REQUIREMENT ▸
Scan the data below and pick out the lines containing the word "text".

SUPPLIED DATA ▸

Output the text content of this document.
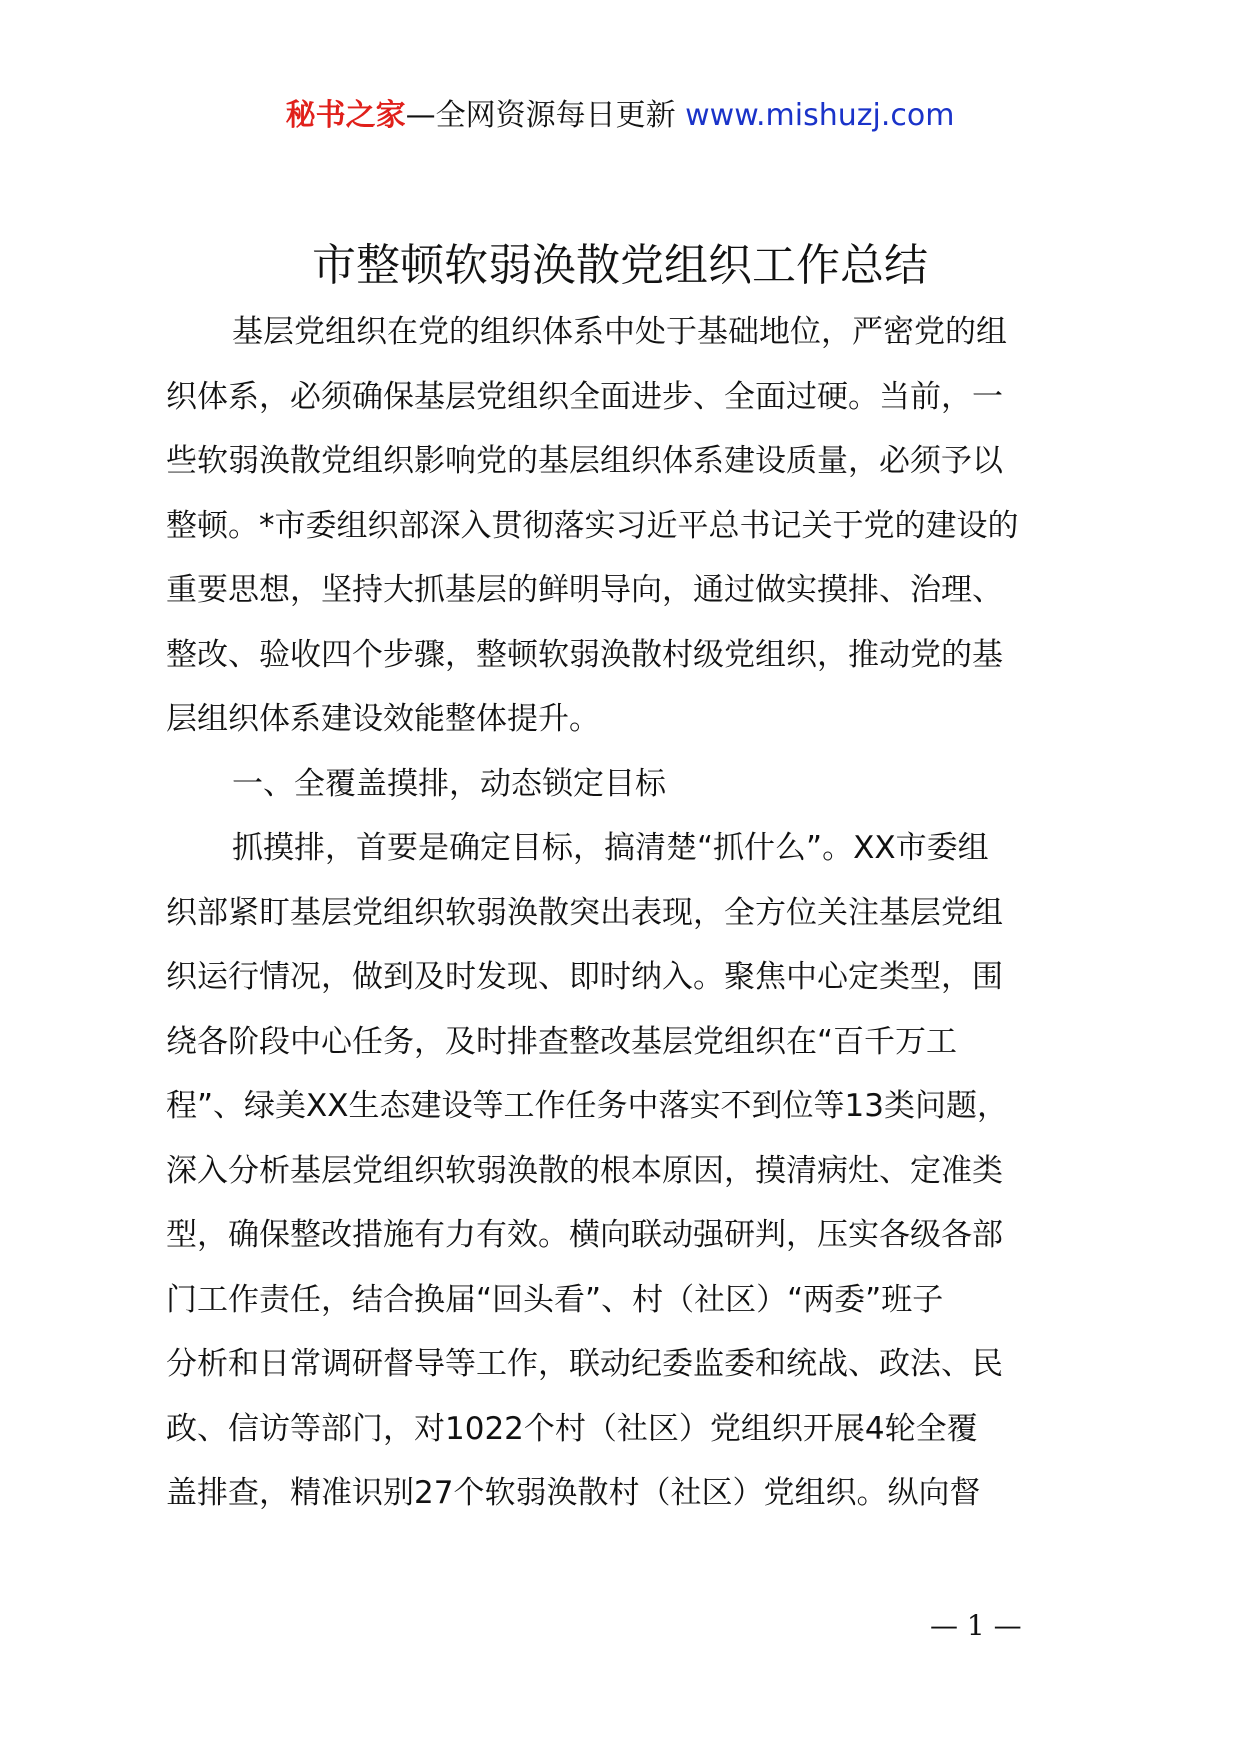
秘书之家—全网资源每日更新 www.mishuzj.com
市整顿软弱涣散党组织工作总结
基层党组织在党的组织体系中处于基础地位，严密党的组
织体系，必须确保基层党组织全面进步、全面过硬。当前，一
些软弱涣散党组织影响党的基层组织体系建设质量，必须予以
整顿。*市委组织部深入贯彻落实习近平总书记关于党的建设的
重要思想，坚持大抓基层的鲜明导向，通过做实摸排、治理、
整改、验收四个步骤，整顿软弱涣散村级党组织，推动党的基
层组织体系建设效能整体提升。
一、全覆盖摸排，动态锁定目标
抓摸排，首要是确定目标，搞清楚“抓什么”。XX市委组
织部紧盯基层党组织软弱涣散突出表现，全方位关注基层党组
织运行情况，做到及时发现、即时纳入。聚焦中心定类型，围
绕各阶段中心任务，及时排查整改基层党组织在“百千万工
程”、绿美XX生态建设等工作任务中落实不到位等13类问题，
深入分析基层党组织软弱涣散的根本原因，摸清病灶、定准类
型，确保整改措施有力有效。横向联动强研判，压实各级各部
门工作责任，结合换届“回头看”、村（社区）“两委”班子
分析和日常调研督导等工作，联动纪委监委和统战、政法、民
政、信访等部门，对1022个村（社区）党组织开展4轮全覆
盖排查，精准识别27个软弱涣散村（社区）党组织。纵向督
— 1 —
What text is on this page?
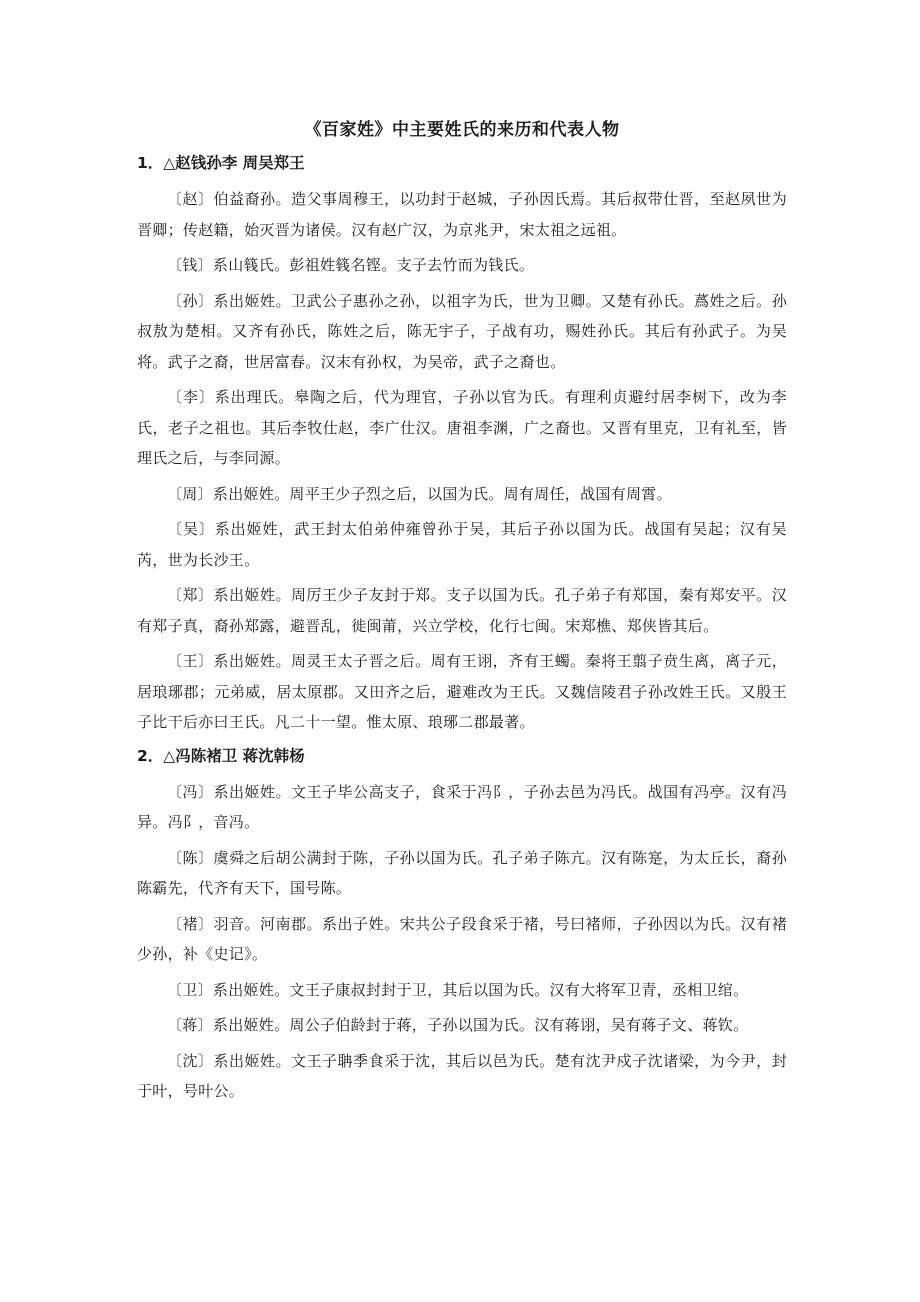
《百家姓》中主要姓氏的来历和代表人物
1．△赵钱孙李 周吴郑王

〔赵〕伯益裔孙。造父事周穆王，以功封于赵城，子孙因氏焉。其后叔带仕晋，至赵夙世为晋卿；传赵籍，始灭晋为诸侯。汉有赵广汉，为京兆尹，宋太祖之远祖。

〔钱〕系山篯氏。彭祖姓篯名铿。支子去竹而为钱氏。

〔孙〕系出姬姓。卫武公子惠孙之孙，以祖字为氏，世为卫卿。又楚有孙氏。蔿姓之后。孙叔敖为楚相。又齐有孙氏，陈姓之后，陈无宇子，子战有功，赐姓孙氏。其后有孙武子。为吴将。武子之裔，世居富春。汉末有孙权，为吴帝，武子之裔也。

〔李〕系出理氏。皋陶之后，代为理官，子孙以官为氏。有理利贞避纣居李树下，改为李氏，老子之祖也。其后李牧仕赵，李广仕汉。唐祖李渊，广之裔也。又晋有里克，卫有礼至，皆理氏之后，与李同源。

〔周〕系出姬姓。周平王少子烈之后，以国为氏。周有周任，战国有周霄。

〔吴〕系出姬姓，武王封太伯弟仲雍曾孙于吴，其后子孙以国为氏。战国有吴起；汉有吴芮，世为长沙王。

〔郑〕系出姬姓。周厉王少子友封于郑。支子以国为氏。孔子弟子有郑国，秦有郑安平。汉有郑子真，裔孙郑露，避晋乱，徙闽莆，兴立学校，化行七闽。宋郑樵、郑侠皆其后。

〔王〕系出姬姓。周灵王太子晋之后。周有王诩，齐有王蠋。秦将王翦子贲生离，离子元，居琅琊郡；元弟威，居太原郡。又田齐之后，避难改为王氏。又魏信陵君子孙改姓王氏。又殷王子比干后亦曰王氏。凡二十一望。惟太原、琅琊二郡最著。

2．△冯陈褚卫 蒋沈韩杨

〔冯〕系出姬姓。文王子毕公高支子，食采于冯阝，子孙去邑为冯氏。战国有冯亭。汉有冯异。冯阝，音冯。

〔陈〕虞舜之后胡公满封于陈，子孙以国为氏。孔子弟子陈亢。汉有陈寔，为太丘长，裔孙陈霸先，代齐有天下，国号陈。

〔褚〕羽音。河南郡。系出子姓。宋共公子段食采于褚，号曰褚师，子孙因以为氏。汉有褚少孙，补《史记》。

〔卫〕系出姬姓。文王子康叔封封于卫，其后以国为氏。汉有大将军卫青，丞相卫绾。

〔蒋〕系出姬姓。周公子伯龄封于蒋，子孙以国为氏。汉有蒋诩，吴有蒋子文、蒋钦。

〔沈〕系出姬姓。文王子聃季食采于沈，其后以邑为氏。楚有沈尹戍子沈诸梁，为今尹，封于叶，号叶公。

SOLVED PROBLEM ▸
Output the text content of this document.
What text is on this page?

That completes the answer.